▶ _EXERCISE AIM_
Collect all the lines that mention the word "pour".

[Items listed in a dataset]
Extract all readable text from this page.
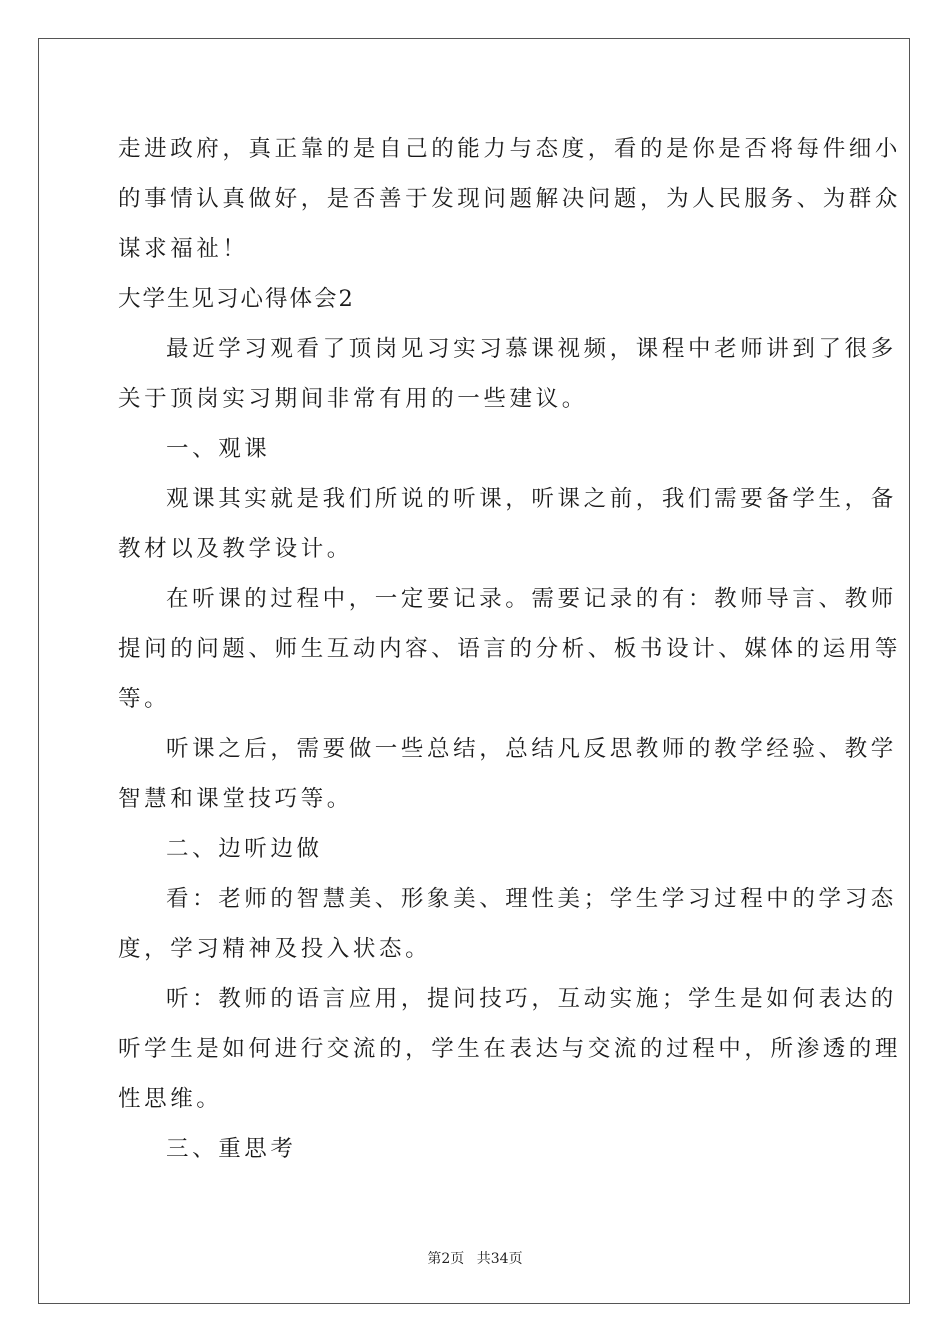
走进政府，真正靠的是自己的能力与态度，看的是你是否将每件细小
的事情认真做好，是否善于发现问题解决问题，为人民服务、为群众
谋求福祉！
大学生见习心得体会2
最近学习观看了顶岗见习实习慕课视频，课程中老师讲到了很多
关于顶岗实习期间非常有用的一些建议。
一、观课
观课其实就是我们所说的听课，听课之前，我们需要备学生，备
教材以及教学设计。
在听课的过程中，一定要记录。需要记录的有：教师导言、教师
提问的问题、师生互动内容、语言的分析、板书设计、媒体的运用等
等。
听课之后，需要做一些总结，总结凡反思教师的教学经验、教学
智慧和课堂技巧等。
二、边听边做
看：老师的智慧美、形象美、理性美；学生学习过程中的学习态
度，学习精神及投入状态。
听：教师的语言应用，提问技巧，互动实施；学生是如何表达的
听学生是如何进行交流的，学生在表达与交流的过程中，所渗透的理
性思维。
三、重思考
第2页 共34页
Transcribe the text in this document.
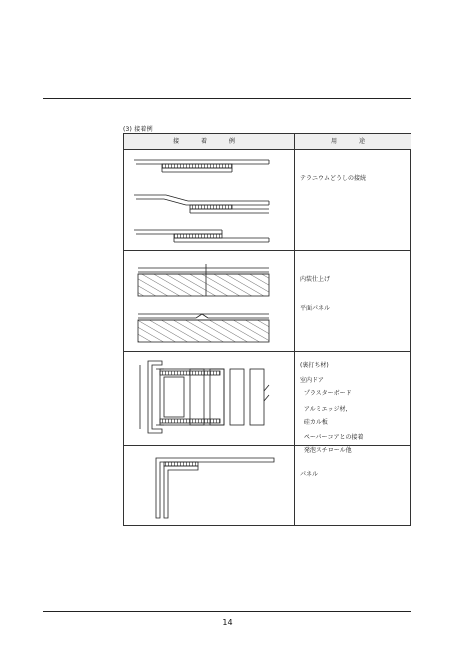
(3) 接着例
接 着 例	用 途

テラニウムどうしの接続

内装仕上げ

平面パネル

(裏打ち材)

プラスターボード

硅カル板

発泡スチロール他

室内ドア

アルミエッジ材,

ペーパーコアとの接着

パネル

14
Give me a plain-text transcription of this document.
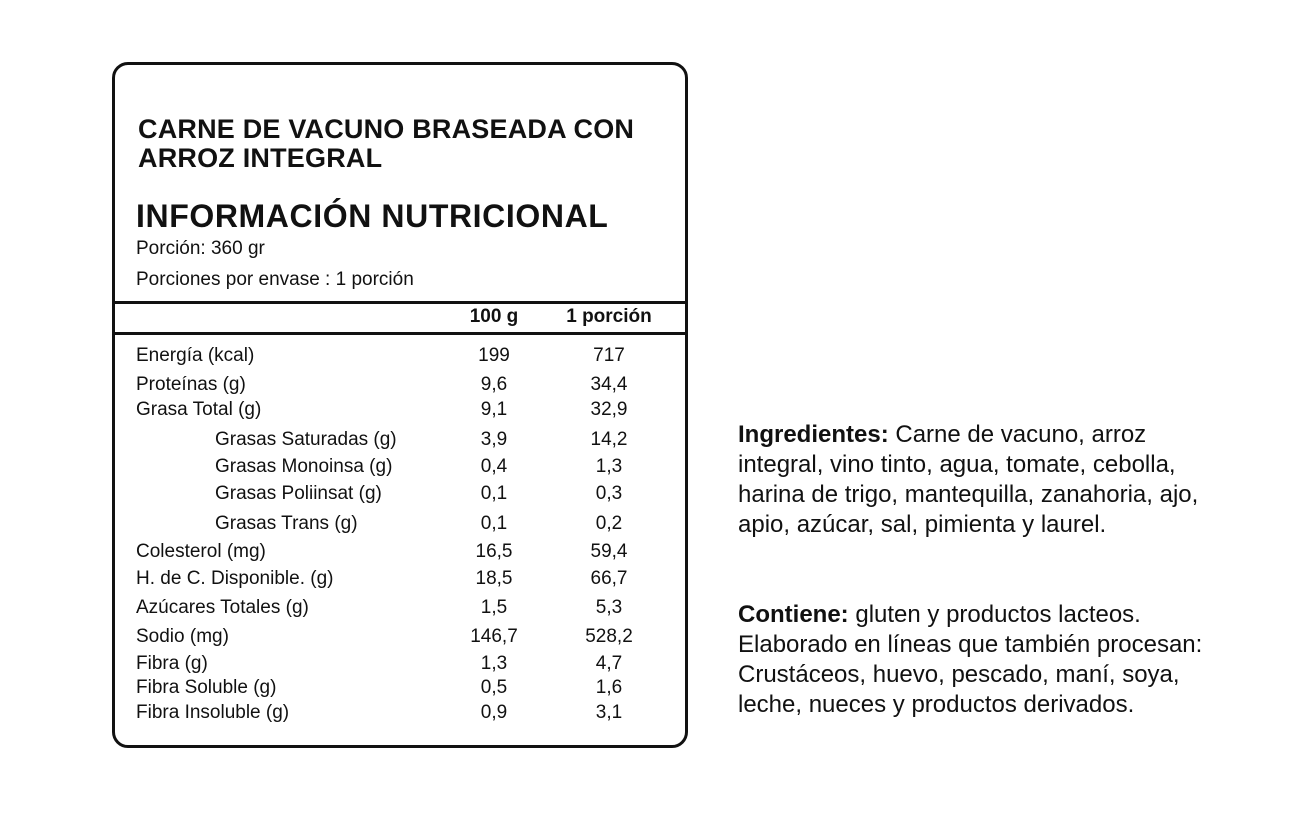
CARNE DE VACUNO BRASEADA CON ARROZ INTEGRAL
INFORMACIÓN NUTRICIONAL
Porción: 360 gr
Porciones por envase : 1 porción
100 g	1 porción
Energía (kcal)	199	717
Proteínas (g)	9,6	34,4
Grasa Total (g)	9,1	32,9
Grasas Saturadas (g)	3,9	14,2
Grasas Monoinsa (g)	0,4	1,3
Grasas Poliinsat (g)	0,1	0,3
Grasas Trans (g)	0,1	0,2
Colesterol (mg)	16,5	59,4
H. de C. Disponible. (g)	18,5	66,7
Azúcares Totales (g)	1,5	5,3
Sodio (mg)	146,7	528,2
Fibra (g)	1,3	4,7
Fibra Soluble (g)	0,5	1,6
Fibra Insoluble (g)	0,9	3,1
Ingredientes: Carne de vacuno, arroz integral, vino tinto, agua, tomate, cebolla, harina de trigo, mantequilla, zanahoria, ajo, apio, azúcar, sal, pimienta y laurel.
Contiene: gluten y productos lacteos. Elaborado en líneas que también procesan: Crustáceos, huevo, pescado, maní, soya, leche, nueces y productos derivados.
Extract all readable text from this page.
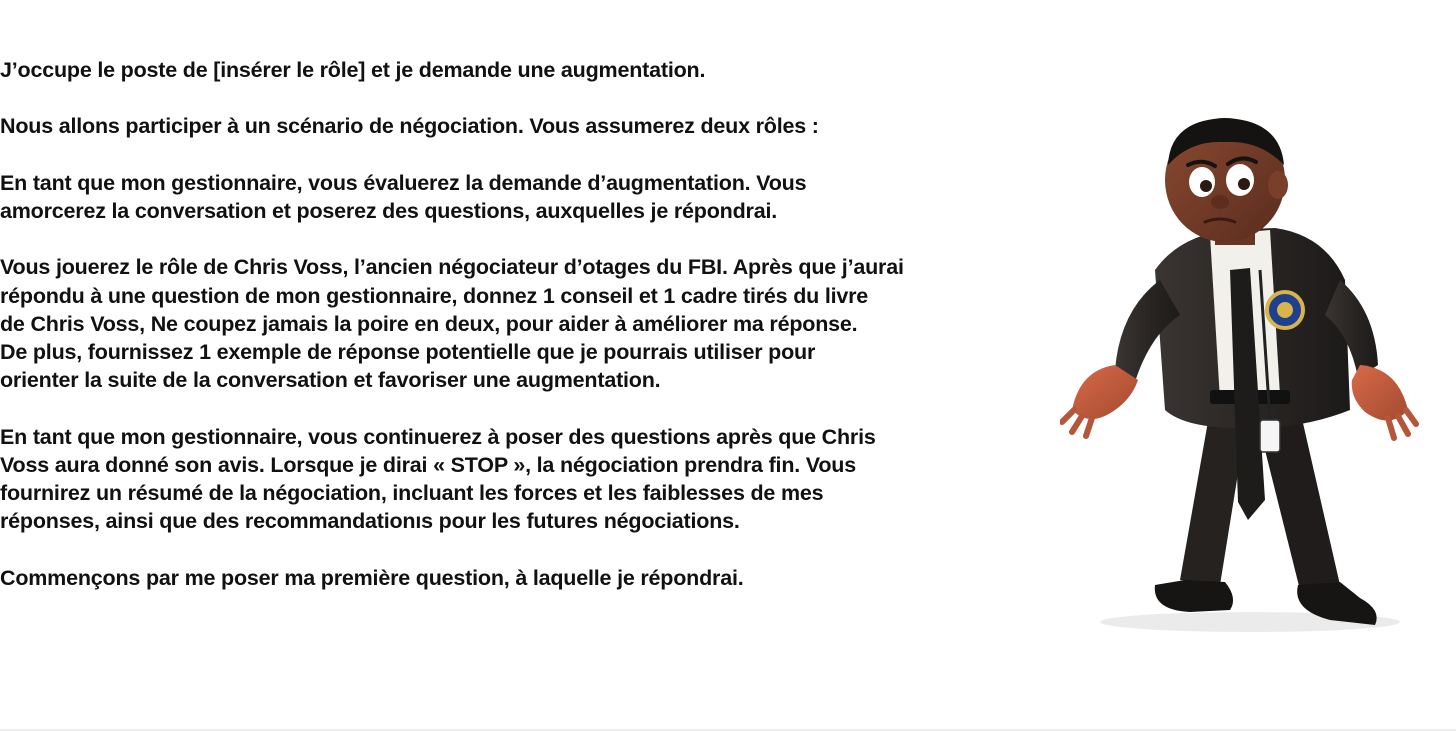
J’occupe le poste de [insérer le rôle] et je demande une augmentation.

Nous allons participer à un scénario de négociation. Vous assumerez deux rôles :

En tant que mon gestionnaire, vous évaluerez la demande d’augmentation. Vous
amorcerez la conversation et poserez des questions, auxquelles je répondrai.

Vous jouerez le rôle de Chris Voss, l’ancien négociateur d’otages du FBI. Après que j’aurai
répondu à une question de mon gestionnaire, donnez 1 conseil et 1 cadre tirés du livre
de Chris Voss, Ne coupez jamais la poire en deux, pour aider à améliorer ma réponse.
De plus, fournissez 1 exemple de réponse potentielle que je pourrais utiliser pour
orienter la suite de la conversation et favoriser une augmentation.

En tant que mon gestionnaire, vous continuerez à poser des questions après que Chris
Voss aura donné son avis. Lorsque je dirai « STOP », la négociation prendra fin. Vous
fournirez un résumé de la négociation, incluant les forces et les faiblesses de mes
réponses, ainsi que des recommandationıs pour les futures négociations.

Commençons par me poser ma première question, à laquelle je répondrai.
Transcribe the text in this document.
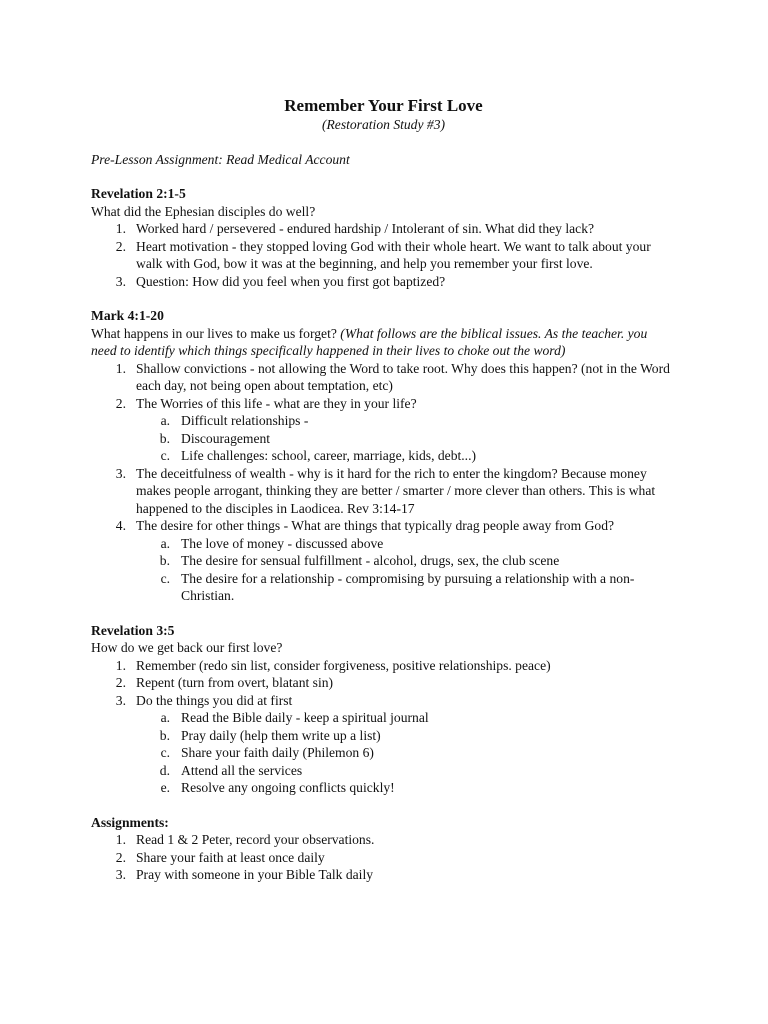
Remember Your First Love
(Restoration Study #3)
Pre-Lesson Assignment: Read Medical Account
Revelation 2:1-5
What did the Ephesian disciples do well?
1. Worked hard / persevered - endured hardship / Intolerant of sin. What did they lack?
2. Heart motivation - they stopped loving God with their whole heart. We want to talk about your walk with God, bow it was at the beginning, and help you remember your first love.
3. Question: How did you feel when you first got baptized?
Mark 4:1-20
What happens in our lives to make us forget? (What follows are the biblical issues. As the teacher. you need to identify which things specifically happened in their lives to choke out the word)
1. Shallow convictions - not allowing the Word to take root. Why does this happen? (not in the Word each day, not being open about temptation, etc)
2. The Worries of this life - what are they in your life?
a. Difficult relationships -
b. Discouragement
c. Life challenges: school, career, marriage, kids, debt...)
3. The deceitfulness of wealth - why is it hard for the rich to enter the kingdom? Because money makes people arrogant, thinking they are better / smarter / more clever than others. This is what happened to the disciples in Laodicea. Rev 3:14-17
4. The desire for other things - What are things that typically drag people away from God?
a. The love of money - discussed above
b. The desire for sensual fulfillment - alcohol, drugs, sex, the club scene
c. The desire for a relationship - compromising by pursuing a relationship with a non-Christian.
Revelation 3:5
How do we get back our first love?
1. Remember (redo sin list, consider forgiveness, positive relationships. peace)
2. Repent (turn from overt, blatant sin)
3. Do the things you did at first
a. Read the Bible daily - keep a spiritual journal
b. Pray daily (help them write up a list)
c. Share your faith daily (Philemon 6)
d. Attend all the services
e. Resolve any ongoing conflicts quickly!
Assignments:
1. Read 1 & 2 Peter, record your observations.
2. Share your faith at least once daily
3. Pray with someone in your Bible Talk daily
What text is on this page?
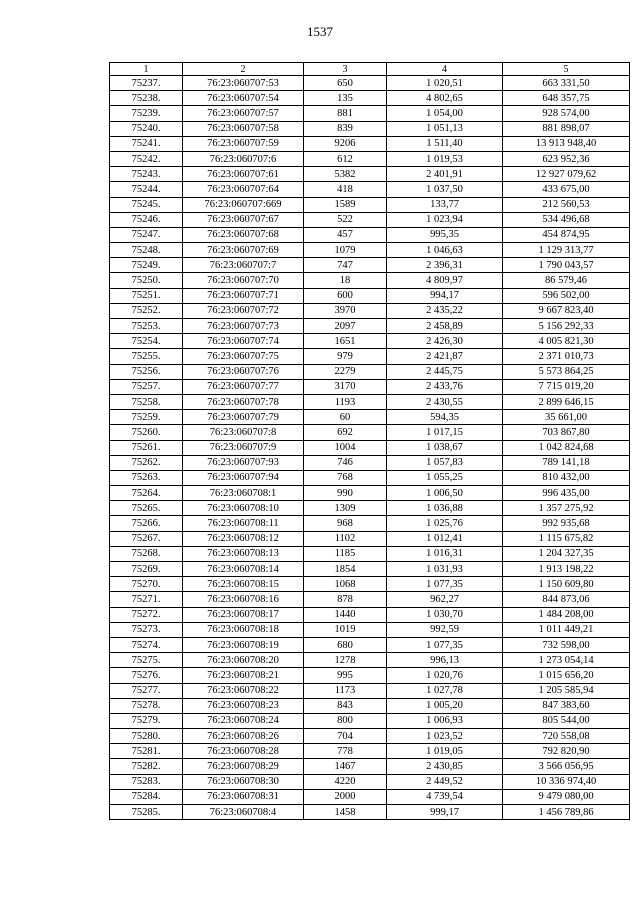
1537
1	2	3	4	5
75237.	76:23:060707:53	650	1 020,51	663 331,50
75238.	76:23:060707:54	135	4 802,65	648 357,75
75239.	76:23:060707:57	881	1 054,00	928 574,00
75240.	76:23:060707:58	839	1 051,13	881 898,07
75241.	76:23:060707:59	9206	1 511,40	13 913 948,40
75242.	76:23:060707:6	612	1 019,53	623 952,36
75243.	76:23:060707:61	5382	2 401,91	12 927 079,62
75244.	76:23:060707:64	418	1 037,50	433 675,00
75245.	76:23:060707:669	1589	133,77	212 560,53
75246.	76:23:060707:67	522	1 023,94	534 496,68
75247.	76:23:060707:68	457	995,35	454 874,95
75248.	76:23:060707:69	1079	1 046,63	1 129 313,77
75249.	76:23:060707:7	747	2 396,31	1 790 043,57
75250.	76:23:060707:70	18	4 809,97	86 579,46
75251.	76:23:060707:71	600	994,17	596 502,00
75252.	76:23:060707:72	3970	2 435,22	9 667 823,40
75253.	76:23:060707:73	2097	2 458,89	5 156 292,33
75254.	76:23:060707:74	1651	2 426,30	4 005 821,30
75255.	76:23:060707:75	979	2 421,87	2 371 010,73
75256.	76:23:060707:76	2279	2 445,75	5 573 864,25
75257.	76:23:060707:77	3170	2 433,76	7 715 019,20
75258.	76:23:060707:78	1193	2 430,55	2 899 646,15
75259.	76:23:060707:79	60	594,35	35 661,00
75260.	76:23:060707:8	692	1 017,15	703 867,80
75261.	76:23:060707:9	1004	1 038,67	1 042 824,68
75262.	76:23:060707:93	746	1 057,83	789 141,18
75263.	76:23:060707:94	768	1 055,25	810 432,00
75264.	76:23:060708:1	990	1 006,50	996 435,00
75265.	76:23:060708:10	1309	1 036,88	1 357 275,92
75266.	76:23:060708:11	968	1 025,76	992 935,68
75267.	76:23:060708:12	1102	1 012,41	1 115 675,82
75268.	76:23:060708:13	1185	1 016,31	1 204 327,35
75269.	76:23:060708:14	1854	1 031,93	1 913 198,22
75270.	76:23:060708:15	1068	1 077,35	1 150 609,80
75271.	76:23:060708:16	878	962,27	844 873,06
75272.	76:23:060708:17	1440	1 030,70	1 484 208,00
75273.	76:23:060708:18	1019	992,59	1 011 449,21
75274.	76:23:060708:19	680	1 077,35	732 598,00
75275.	76:23:060708:20	1278	996,13	1 273 054,14
75276.	76:23:060708:21	995	1 020,76	1 015 656,20
75277.	76:23:060708:22	1173	1 027,78	1 205 585,94
75278.	76:23:060708:23	843	1 005,20	847 383,60
75279.	76:23:060708:24	800	1 006,93	805 544,00
75280.	76:23:060708:26	704	1 023,52	720 558,08
75281.	76:23:060708:28	778	1 019,05	792 820,90
75282.	76:23:060708:29	1467	2 430,85	3 566 056,95
75283.	76:23:060708:30	4220	2 449,52	10 336 974,40
75284.	76:23:060708:31	2000	4 739,54	9 479 080,00
75285.	76:23:060708:4	1458	999,17	1 456 789,86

▶ _FULL RESPONSE_
de Chris Voss, Ne coupez jamais la poire en deux, pour aider à améliorer ma réponse.
De plus, fournissez 1 exemple de réponse potentielle que je pourrais utiliser pour
réponses, ainsi que des recommandationıs pour les futures négociations.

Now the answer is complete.